[WHAT YOU WILL DO]
Where a line contains the word "categories", copy that line.

[DATASET EXCERPTS]
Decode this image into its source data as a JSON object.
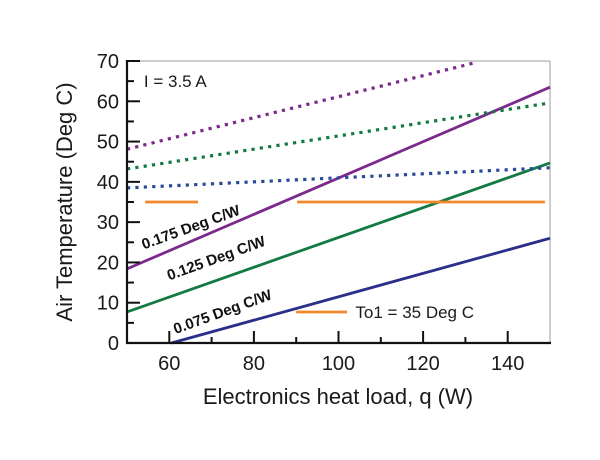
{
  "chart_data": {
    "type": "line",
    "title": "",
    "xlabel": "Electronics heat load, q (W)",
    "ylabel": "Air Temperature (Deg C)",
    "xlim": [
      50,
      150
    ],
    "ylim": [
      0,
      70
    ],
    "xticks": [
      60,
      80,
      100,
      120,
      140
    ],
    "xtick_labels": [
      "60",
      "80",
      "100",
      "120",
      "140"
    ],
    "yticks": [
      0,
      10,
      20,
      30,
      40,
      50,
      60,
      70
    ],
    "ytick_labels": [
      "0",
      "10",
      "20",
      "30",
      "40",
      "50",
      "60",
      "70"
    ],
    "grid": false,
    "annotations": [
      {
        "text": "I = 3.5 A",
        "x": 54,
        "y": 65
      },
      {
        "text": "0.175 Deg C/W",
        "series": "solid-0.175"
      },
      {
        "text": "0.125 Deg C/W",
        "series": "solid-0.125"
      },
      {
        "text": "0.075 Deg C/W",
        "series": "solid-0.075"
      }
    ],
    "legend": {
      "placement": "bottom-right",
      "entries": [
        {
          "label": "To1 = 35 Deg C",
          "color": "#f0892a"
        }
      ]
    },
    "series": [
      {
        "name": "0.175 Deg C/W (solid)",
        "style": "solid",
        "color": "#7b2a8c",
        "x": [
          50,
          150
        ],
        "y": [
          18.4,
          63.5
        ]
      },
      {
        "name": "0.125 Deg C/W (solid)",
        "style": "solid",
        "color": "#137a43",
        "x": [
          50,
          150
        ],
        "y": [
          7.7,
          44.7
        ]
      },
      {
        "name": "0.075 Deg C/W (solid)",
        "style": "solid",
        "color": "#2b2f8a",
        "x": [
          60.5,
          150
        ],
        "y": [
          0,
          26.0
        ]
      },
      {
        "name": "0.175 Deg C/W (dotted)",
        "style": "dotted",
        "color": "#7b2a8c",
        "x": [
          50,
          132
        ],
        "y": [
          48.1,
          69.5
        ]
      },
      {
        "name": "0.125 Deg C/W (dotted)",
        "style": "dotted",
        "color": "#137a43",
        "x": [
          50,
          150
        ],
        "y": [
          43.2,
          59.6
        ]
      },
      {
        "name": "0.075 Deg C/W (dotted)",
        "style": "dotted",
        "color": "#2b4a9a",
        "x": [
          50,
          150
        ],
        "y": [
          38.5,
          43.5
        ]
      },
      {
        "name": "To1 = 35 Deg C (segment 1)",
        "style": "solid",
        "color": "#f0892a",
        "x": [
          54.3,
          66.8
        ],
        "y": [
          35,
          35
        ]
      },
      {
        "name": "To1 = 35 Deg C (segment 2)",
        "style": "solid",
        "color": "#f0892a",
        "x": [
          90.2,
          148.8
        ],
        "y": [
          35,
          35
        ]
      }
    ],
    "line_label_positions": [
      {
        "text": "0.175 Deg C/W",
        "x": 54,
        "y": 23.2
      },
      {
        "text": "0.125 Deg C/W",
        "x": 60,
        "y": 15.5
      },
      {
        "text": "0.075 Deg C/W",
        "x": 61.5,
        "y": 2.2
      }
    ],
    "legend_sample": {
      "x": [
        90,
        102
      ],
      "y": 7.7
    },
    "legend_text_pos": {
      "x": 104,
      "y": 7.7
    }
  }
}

==

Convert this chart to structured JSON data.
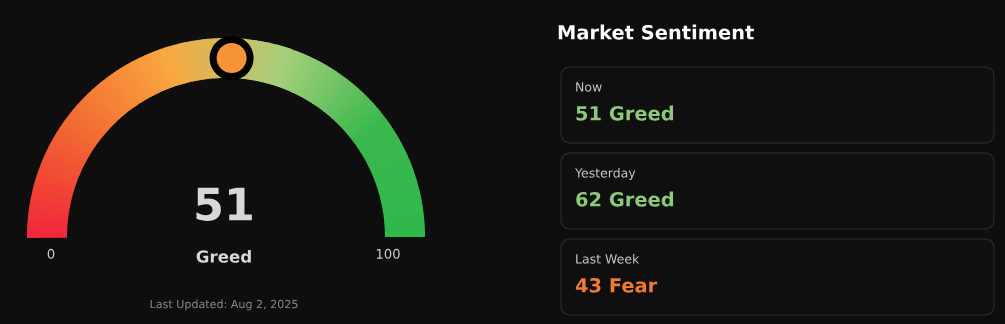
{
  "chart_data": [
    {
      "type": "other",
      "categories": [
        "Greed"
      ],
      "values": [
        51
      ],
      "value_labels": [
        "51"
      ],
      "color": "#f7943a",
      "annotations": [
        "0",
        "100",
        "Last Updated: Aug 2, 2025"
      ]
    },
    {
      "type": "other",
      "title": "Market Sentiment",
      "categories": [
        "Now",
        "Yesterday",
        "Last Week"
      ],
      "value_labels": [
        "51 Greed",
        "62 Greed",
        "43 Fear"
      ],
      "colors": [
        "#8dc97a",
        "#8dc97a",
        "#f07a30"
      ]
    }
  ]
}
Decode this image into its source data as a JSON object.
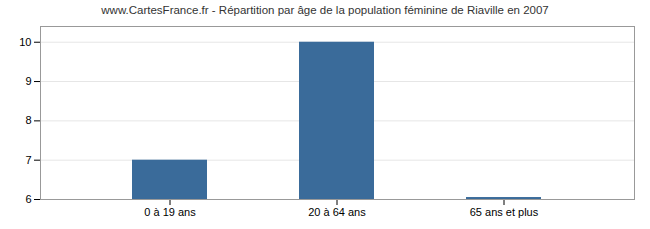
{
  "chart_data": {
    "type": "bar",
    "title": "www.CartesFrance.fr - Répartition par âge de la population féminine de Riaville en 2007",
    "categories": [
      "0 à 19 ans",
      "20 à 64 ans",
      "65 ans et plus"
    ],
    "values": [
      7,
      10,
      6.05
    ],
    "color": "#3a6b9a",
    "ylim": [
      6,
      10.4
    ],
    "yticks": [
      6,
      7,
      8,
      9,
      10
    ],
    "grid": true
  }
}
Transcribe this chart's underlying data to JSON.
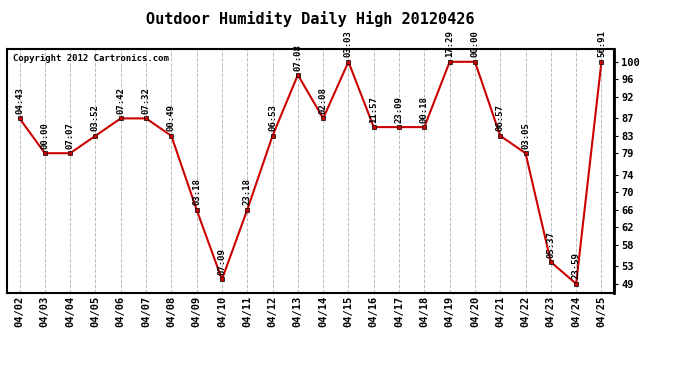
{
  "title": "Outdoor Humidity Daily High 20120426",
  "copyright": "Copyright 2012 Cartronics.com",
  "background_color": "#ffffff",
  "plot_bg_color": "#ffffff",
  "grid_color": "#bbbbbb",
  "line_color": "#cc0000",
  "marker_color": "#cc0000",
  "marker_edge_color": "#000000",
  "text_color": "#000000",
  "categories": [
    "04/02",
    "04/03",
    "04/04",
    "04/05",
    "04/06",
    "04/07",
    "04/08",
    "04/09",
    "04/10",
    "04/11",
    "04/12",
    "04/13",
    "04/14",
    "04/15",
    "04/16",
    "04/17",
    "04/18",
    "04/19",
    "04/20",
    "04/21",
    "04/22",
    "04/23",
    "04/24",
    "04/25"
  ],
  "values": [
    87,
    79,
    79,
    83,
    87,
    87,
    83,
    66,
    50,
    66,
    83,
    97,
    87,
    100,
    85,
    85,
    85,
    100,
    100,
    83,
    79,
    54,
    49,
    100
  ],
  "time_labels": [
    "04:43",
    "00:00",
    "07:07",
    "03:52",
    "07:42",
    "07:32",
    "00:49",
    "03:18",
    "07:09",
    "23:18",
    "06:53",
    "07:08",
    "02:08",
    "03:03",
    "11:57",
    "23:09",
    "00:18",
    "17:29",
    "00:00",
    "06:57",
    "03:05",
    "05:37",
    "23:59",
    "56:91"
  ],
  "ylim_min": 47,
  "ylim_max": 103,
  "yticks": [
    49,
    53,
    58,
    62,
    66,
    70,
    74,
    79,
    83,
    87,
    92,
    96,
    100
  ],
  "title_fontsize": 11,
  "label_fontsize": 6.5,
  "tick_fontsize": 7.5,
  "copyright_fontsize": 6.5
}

[WRITTEN REPLY]
      "categories": [
      "categories": [
    "categories": [
  "categories": [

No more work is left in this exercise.